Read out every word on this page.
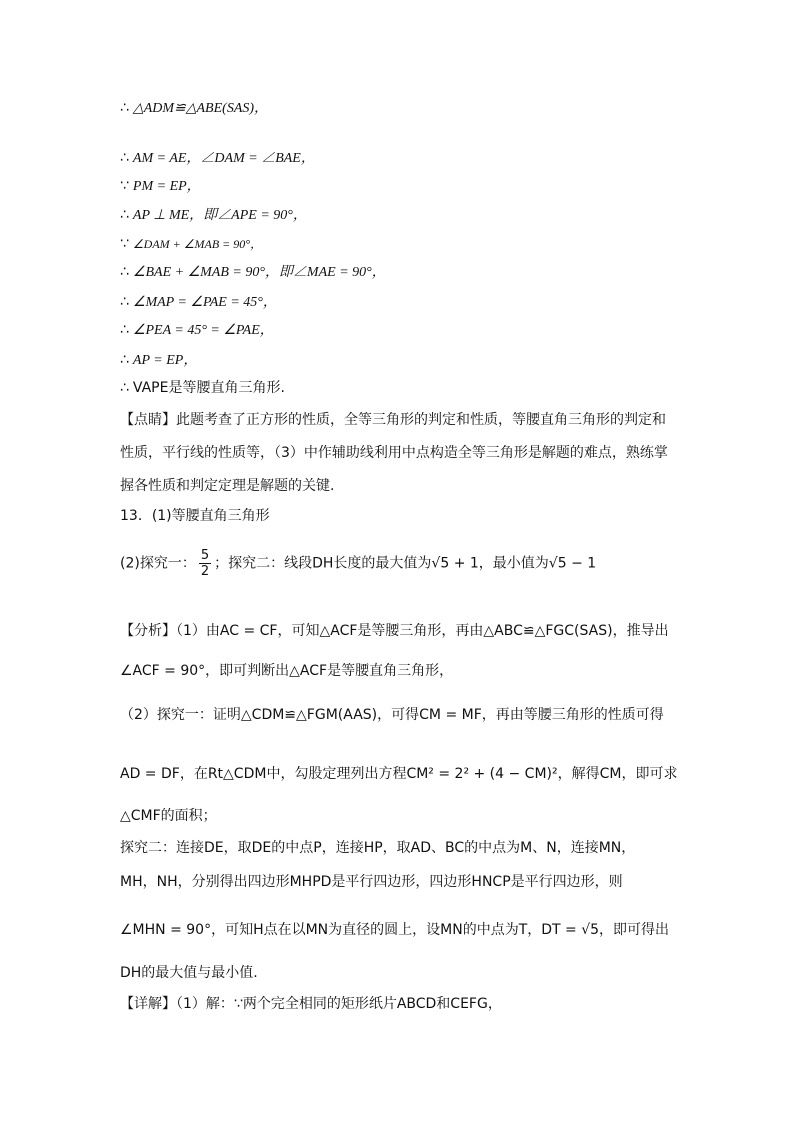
∴ △ADM≌△ABE(SAS)，
∴ AM = AE，∠DAM = ∠BAE，
∵ PM = EP，
∴ AP ⊥ ME，即∠APE = 90°，
∵ ∠DAM + ∠MAB = 90°，
∴ ∠BAE + ∠MAB = 90°，即∠MAE = 90°，
∴ ∠MAP = ∠PAE = 45°，
∴ ∠PEA = 45° = ∠PAE，
∴ AP = EP，
∴ VAPE是等腰直角三角形.
【点睛】此题考查了正方形的性质，全等三角形的判定和性质，等腰直角三角形的判定和
性质，平行线的性质等，（3）中作辅助线利用中点构造全等三角形是解题的难点，熟练掌
握各性质和判定定理是解题的关键.
13．(1)等腰直角三角形
(2)探究一： $\frac{5}{2}$ ；探究二：线段DH长度的最大值为√5 + 1，最小值为√5 − 1
【分析】（1）由AC = CF，可知△ACF是等腰三角形，再由△ABC≌△FGC(SAS)，推导出
∠ACF = 90°，即可判断出△ACF是等腰直角三角形，
（2）探究一：证明△CDM≌△FGM(AAS)，可得CM = MF，再由等腰三角形的性质可得
AD = DF，在Rt△CDM中，勾股定理列出方程CM² = 2² + (4 − CM)²，解得CM，即可求
△CMF的面积；
探究二：连接DE，取DE的中点P，连接HP，取AD、BC的中点为M、N，连接MN，
MH，NH，分别得出四边形MHPD是平行四边形，四边形HNCP是平行四边形，则
∠MHN = 90°，可知H点在以MN为直径的圆上，设MN的中点为T，DT = √5，即可得出
DH的最大值与最小值.
【详解】（1）解：∵两个完全相同的矩形纸片ABCD和CEFG，
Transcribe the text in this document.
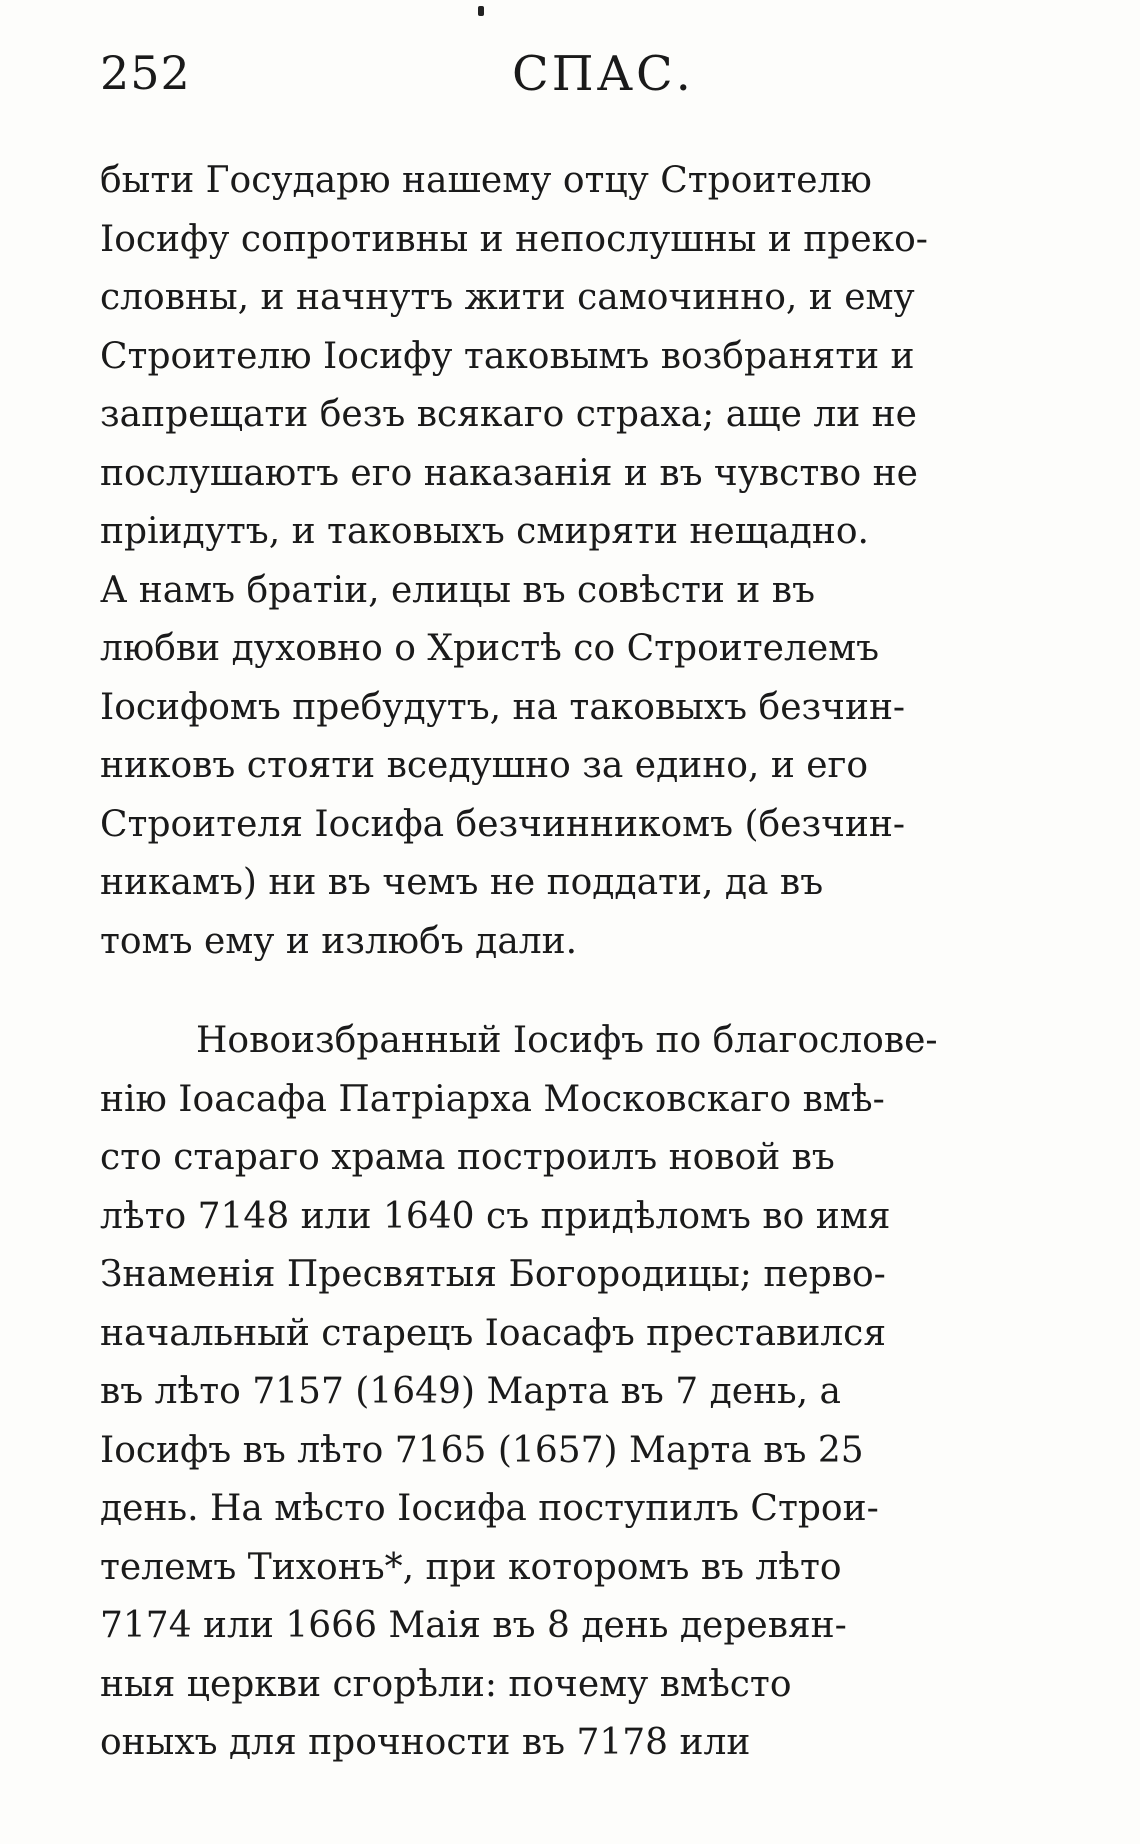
252	СПАС.
быти Государю нашему отцу Строителю
Іосифу сопротивны и непослушны и преко-
словны, и начнутъ жити самочинно, и ему
Строителю Іосифу таковымъ возбраняти и
запрещати безъ всякаго страха; аще ли не
послушаютъ его наказанія и въ чувство не
пріидутъ, и таковыхъ смиряти нещадно.
А намъ братіи, елицы въ совѣсти и въ
любви духовно о Христѣ со Строителемъ
Іосифомъ пребудутъ, на таковыхъ безчин-
никовъ стояти вседушно за едино, и его
Строителя Іосифа безчинникомъ (безчин-
никамъ) ни въ чемъ не поддати, да въ
томъ ему и излюбъ дали.
Новоизбранный Іосифъ по благослове-
нію Іоасафа Патріарха Московскаго вмѣ-
сто стараго храма построилъ новой въ
лѣто 7148 или 1640 съ придѣломъ во имя
Знаменія Пресвятыя Богородицы; перво-
начальный старецъ Іоасафъ преставился
въ лѣто 7157 (1649) Марта въ 7 день, а
Іосифъ въ лѣто 7165 (1657) Марта въ 25
день. На мѣсто Іосифа поступилъ Строи-
телемъ Тихонъ*, при которомъ въ лѣто
7174 или 1666 Маія въ 8 день деревян-
ныя церкви сгорѣли: почему вмѣсто
оныхъ для прочности въ 7178 или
= = = = = = =
[OBJECTIVE]
Reproduce exactly, and only, the lines from the one containing "Transcribe the text in this document." through the last line of the records above, both included, leaving out any pictures.

[SOLUTION FOR THIS EXERCISE]
Transcribe the text in this document.
252	СПАС.
быти Государю нашему отцу Строителю
Іосифу сопротивны и непослушны и преко-
словны, и начнутъ жити самочинно, и ему
Строителю Іосифу таковымъ возбраняти и
запрещати безъ всякаго страха; аще ли не
послушаютъ его наказанія и въ чувство не
пріидутъ, и таковыхъ смиряти нещадно.
А намъ братіи, елицы въ совѣсти и въ
любви духовно о Христѣ со Строителемъ
Іосифомъ пребудутъ, на таковыхъ безчин-
никовъ стояти вседушно за едино, и его
Строителя Іосифа безчинникомъ (безчин-
никамъ) ни въ чемъ не поддати, да въ
томъ ему и излюбъ дали.
Новоизбранный Іосифъ по благослове-
нію Іоасафа Патріарха Московскаго вмѣ-
сто стараго храма построилъ новой въ
лѣто 7148 или 1640 съ придѣломъ во имя
Знаменія Пресвятыя Богородицы; перво-
начальный старецъ Іоасафъ преставился
въ лѣто 7157 (1649) Марта въ 7 день, а
Іосифъ въ лѣто 7165 (1657) Марта въ 25
день. На мѣсто Іосифа поступилъ Строи-
телемъ Тихонъ*, при которомъ въ лѣто
7174 или 1666 Маія въ 8 день деревян-
ныя церкви сгорѣли: почему вмѣсто
оныхъ для прочности въ 7178 или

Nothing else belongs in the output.